DIRECTIVE:
Please reproduce the rows below with "legend-swatch" swapped out for "legend-marker" wherever it appears, leaving everything else unchanged.
[Begin AVAILABLE DATA]
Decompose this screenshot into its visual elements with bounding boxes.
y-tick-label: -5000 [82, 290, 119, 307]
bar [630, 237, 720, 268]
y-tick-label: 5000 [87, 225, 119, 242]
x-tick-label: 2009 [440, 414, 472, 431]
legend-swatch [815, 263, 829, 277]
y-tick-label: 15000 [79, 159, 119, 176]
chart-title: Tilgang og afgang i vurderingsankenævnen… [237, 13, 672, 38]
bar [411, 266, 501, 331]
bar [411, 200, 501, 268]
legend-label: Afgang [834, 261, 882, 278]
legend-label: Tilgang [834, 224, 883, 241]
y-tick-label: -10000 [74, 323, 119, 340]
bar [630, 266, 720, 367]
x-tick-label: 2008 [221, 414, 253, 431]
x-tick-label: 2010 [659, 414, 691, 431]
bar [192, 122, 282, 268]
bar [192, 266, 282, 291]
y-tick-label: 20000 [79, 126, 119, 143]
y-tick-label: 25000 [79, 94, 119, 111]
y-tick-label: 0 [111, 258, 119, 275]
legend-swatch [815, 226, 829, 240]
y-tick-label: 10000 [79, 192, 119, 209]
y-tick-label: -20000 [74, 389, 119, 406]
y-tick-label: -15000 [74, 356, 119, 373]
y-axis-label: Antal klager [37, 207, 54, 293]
[End AVAILABLE DATA]
FULL SOLUTION:
Decompose this screenshot into its visual elements with bounding boxes.
y-tick-label: -5000 [82, 290, 119, 307]
bar [630, 237, 720, 268]
y-tick-label: 5000 [87, 225, 119, 242]
x-tick-label: 2009 [440, 414, 472, 431]
legend-marker [815, 263, 829, 277]
y-tick-label: 15000 [79, 159, 119, 176]
chart-title: Tilgang og afgang i vurderingsankenævnen… [237, 13, 672, 38]
bar [411, 266, 501, 331]
bar [411, 200, 501, 268]
legend-label: Afgang [834, 261, 882, 278]
legend-label: Tilgang [834, 224, 883, 241]
y-tick-label: -10000 [74, 323, 119, 340]
bar [630, 266, 720, 367]
x-tick-label: 2008 [221, 414, 253, 431]
x-tick-label: 2010 [659, 414, 691, 431]
bar [192, 122, 282, 268]
bar [192, 266, 282, 291]
y-tick-label: 20000 [79, 126, 119, 143]
y-tick-label: 25000 [79, 94, 119, 111]
y-tick-label: 0 [111, 258, 119, 275]
legend-marker [815, 226, 829, 240]
y-tick-label: 10000 [79, 192, 119, 209]
y-tick-label: -20000 [74, 389, 119, 406]
y-tick-label: -15000 [74, 356, 119, 373]
y-axis-label: Antal klager [37, 207, 54, 293]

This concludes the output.